> **WRITTEN TASK**: Repeat the records in full and exactly, omitting pictures.

> **ENTRIES SHOWN**:
__________

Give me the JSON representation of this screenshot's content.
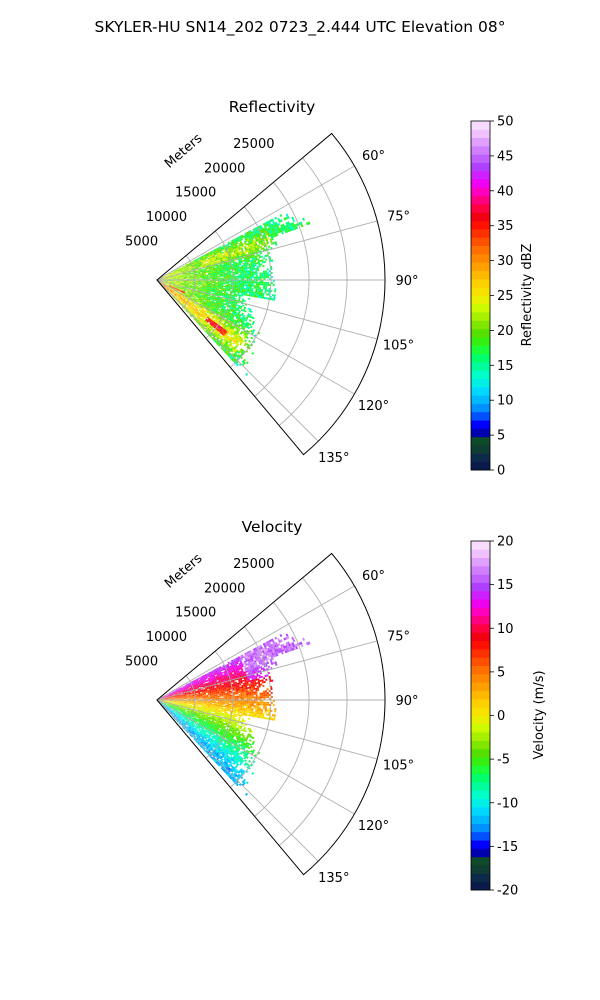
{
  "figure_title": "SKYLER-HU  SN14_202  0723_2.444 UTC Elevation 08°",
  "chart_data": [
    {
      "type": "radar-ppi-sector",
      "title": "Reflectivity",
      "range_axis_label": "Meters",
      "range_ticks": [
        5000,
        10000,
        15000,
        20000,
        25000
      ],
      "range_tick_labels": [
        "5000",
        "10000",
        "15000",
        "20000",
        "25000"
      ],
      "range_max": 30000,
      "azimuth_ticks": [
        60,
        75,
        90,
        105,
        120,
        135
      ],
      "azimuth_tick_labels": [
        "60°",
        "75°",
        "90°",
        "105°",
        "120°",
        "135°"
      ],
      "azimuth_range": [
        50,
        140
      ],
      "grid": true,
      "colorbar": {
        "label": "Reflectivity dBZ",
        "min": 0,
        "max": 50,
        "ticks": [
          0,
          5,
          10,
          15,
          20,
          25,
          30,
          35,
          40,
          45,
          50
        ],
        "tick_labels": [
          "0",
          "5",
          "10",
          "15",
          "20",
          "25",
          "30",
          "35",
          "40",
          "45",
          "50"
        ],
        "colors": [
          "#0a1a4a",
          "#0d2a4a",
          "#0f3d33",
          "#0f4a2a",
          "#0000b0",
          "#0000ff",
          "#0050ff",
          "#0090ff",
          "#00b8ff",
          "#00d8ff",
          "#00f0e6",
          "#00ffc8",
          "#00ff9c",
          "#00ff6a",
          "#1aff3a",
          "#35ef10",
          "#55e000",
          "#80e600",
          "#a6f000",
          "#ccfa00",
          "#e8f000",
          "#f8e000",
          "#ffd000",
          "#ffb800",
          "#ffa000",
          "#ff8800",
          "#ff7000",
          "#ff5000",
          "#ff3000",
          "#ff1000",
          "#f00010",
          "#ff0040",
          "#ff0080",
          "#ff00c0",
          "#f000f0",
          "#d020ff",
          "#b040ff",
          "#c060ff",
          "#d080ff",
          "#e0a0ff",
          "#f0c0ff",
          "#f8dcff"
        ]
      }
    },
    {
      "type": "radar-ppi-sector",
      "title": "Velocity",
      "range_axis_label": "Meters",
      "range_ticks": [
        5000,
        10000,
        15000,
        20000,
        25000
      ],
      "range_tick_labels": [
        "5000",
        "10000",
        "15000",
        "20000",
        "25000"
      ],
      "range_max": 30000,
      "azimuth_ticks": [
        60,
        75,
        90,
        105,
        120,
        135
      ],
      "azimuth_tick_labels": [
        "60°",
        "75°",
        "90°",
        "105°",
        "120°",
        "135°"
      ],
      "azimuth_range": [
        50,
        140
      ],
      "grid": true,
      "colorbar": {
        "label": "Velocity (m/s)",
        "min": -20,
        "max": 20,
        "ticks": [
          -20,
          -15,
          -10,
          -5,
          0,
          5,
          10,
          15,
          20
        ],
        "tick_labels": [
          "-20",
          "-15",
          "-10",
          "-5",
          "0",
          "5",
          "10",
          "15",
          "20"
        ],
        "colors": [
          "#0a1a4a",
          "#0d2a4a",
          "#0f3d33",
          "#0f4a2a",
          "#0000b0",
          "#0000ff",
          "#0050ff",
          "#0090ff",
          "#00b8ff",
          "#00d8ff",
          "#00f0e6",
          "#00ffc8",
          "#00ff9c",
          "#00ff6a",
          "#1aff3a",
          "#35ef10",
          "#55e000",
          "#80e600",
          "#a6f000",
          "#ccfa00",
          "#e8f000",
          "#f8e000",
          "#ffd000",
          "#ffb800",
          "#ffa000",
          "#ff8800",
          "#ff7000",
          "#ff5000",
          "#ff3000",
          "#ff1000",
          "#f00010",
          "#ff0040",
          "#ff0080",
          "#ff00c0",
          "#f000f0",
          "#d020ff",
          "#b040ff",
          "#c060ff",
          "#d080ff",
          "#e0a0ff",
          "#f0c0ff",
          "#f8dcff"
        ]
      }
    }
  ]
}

__________

> **ANSWER TO THE EXERCISE**:
Give me the JSON representation of this screenshot's content.
{
  "figure_title": "SKYLER-HU  SN14_202  0723_2.444 UTC Elevation 08°",
  "chart_data": [
    {
      "type": "radar-ppi-sector",
      "title": "Reflectivity",
      "range_axis_label": "Meters",
      "range_ticks": [
        5000,
        10000,
        15000,
        20000,
        25000
      ],
      "range_tick_labels": [
        "5000",
        "10000",
        "15000",
        "20000",
        "25000"
      ],
      "range_max": 30000,
      "azimuth_ticks": [
        60,
        75,
        90,
        105,
        120,
        135
      ],
      "azimuth_tick_labels": [
        "60°",
        "75°",
        "90°",
        "105°",
        "120°",
        "135°"
      ],
      "azimuth_range": [
        50,
        140
      ],
      "grid": true,
      "colorbar": {
        "label": "Reflectivity dBZ",
        "min": 0,
        "max": 50,
        "ticks": [
          0,
          5,
          10,
          15,
          20,
          25,
          30,
          35,
          40,
          45,
          50
        ],
        "tick_labels": [
          "0",
          "5",
          "10",
          "15",
          "20",
          "25",
          "30",
          "35",
          "40",
          "45",
          "50"
        ],
        "colors": [
          "#0a1a4a",
          "#0d2a4a",
          "#0f3d33",
          "#0f4a2a",
          "#0000b0",
          "#0000ff",
          "#0050ff",
          "#0090ff",
          "#00b8ff",
          "#00d8ff",
          "#00f0e6",
          "#00ffc8",
          "#00ff9c",
          "#00ff6a",
          "#1aff3a",
          "#35ef10",
          "#55e000",
          "#80e600",
          "#a6f000",
          "#ccfa00",
          "#e8f000",
          "#f8e000",
          "#ffd000",
          "#ffb800",
          "#ffa000",
          "#ff8800",
          "#ff7000",
          "#ff5000",
          "#ff3000",
          "#ff1000",
          "#f00010",
          "#ff0040",
          "#ff0080",
          "#ff00c0",
          "#f000f0",
          "#d020ff",
          "#b040ff",
          "#c060ff",
          "#d080ff",
          "#e0a0ff",
          "#f0c0ff",
          "#f8dcff"
        ]
      }
    },
    {
      "type": "radar-ppi-sector",
      "title": "Velocity",
      "range_axis_label": "Meters",
      "range_ticks": [
        5000,
        10000,
        15000,
        20000,
        25000
      ],
      "range_tick_labels": [
        "5000",
        "10000",
        "15000",
        "20000",
        "25000"
      ],
      "range_max": 30000,
      "azimuth_ticks": [
        60,
        75,
        90,
        105,
        120,
        135
      ],
      "azimuth_tick_labels": [
        "60°",
        "75°",
        "90°",
        "105°",
        "120°",
        "135°"
      ],
      "azimuth_range": [
        50,
        140
      ],
      "grid": true,
      "colorbar": {
        "label": "Velocity (m/s)",
        "min": -20,
        "max": 20,
        "ticks": [
          -20,
          -15,
          -10,
          -5,
          0,
          5,
          10,
          15,
          20
        ],
        "tick_labels": [
          "-20",
          "-15",
          "-10",
          "-5",
          "0",
          "5",
          "10",
          "15",
          "20"
        ],
        "colors": [
          "#0a1a4a",
          "#0d2a4a",
          "#0f3d33",
          "#0f4a2a",
          "#0000b0",
          "#0000ff",
          "#0050ff",
          "#0090ff",
          "#00b8ff",
          "#00d8ff",
          "#00f0e6",
          "#00ffc8",
          "#00ff9c",
          "#00ff6a",
          "#1aff3a",
          "#35ef10",
          "#55e000",
          "#80e600",
          "#a6f000",
          "#ccfa00",
          "#e8f000",
          "#f8e000",
          "#ffd000",
          "#ffb800",
          "#ffa000",
          "#ff8800",
          "#ff7000",
          "#ff5000",
          "#ff3000",
          "#ff1000",
          "#f00010",
          "#ff0040",
          "#ff0080",
          "#ff00c0",
          "#f000f0",
          "#d020ff",
          "#b040ff",
          "#c060ff",
          "#d080ff",
          "#e0a0ff",
          "#f0c0ff",
          "#f8dcff"
        ]
      }
    }
  ]
}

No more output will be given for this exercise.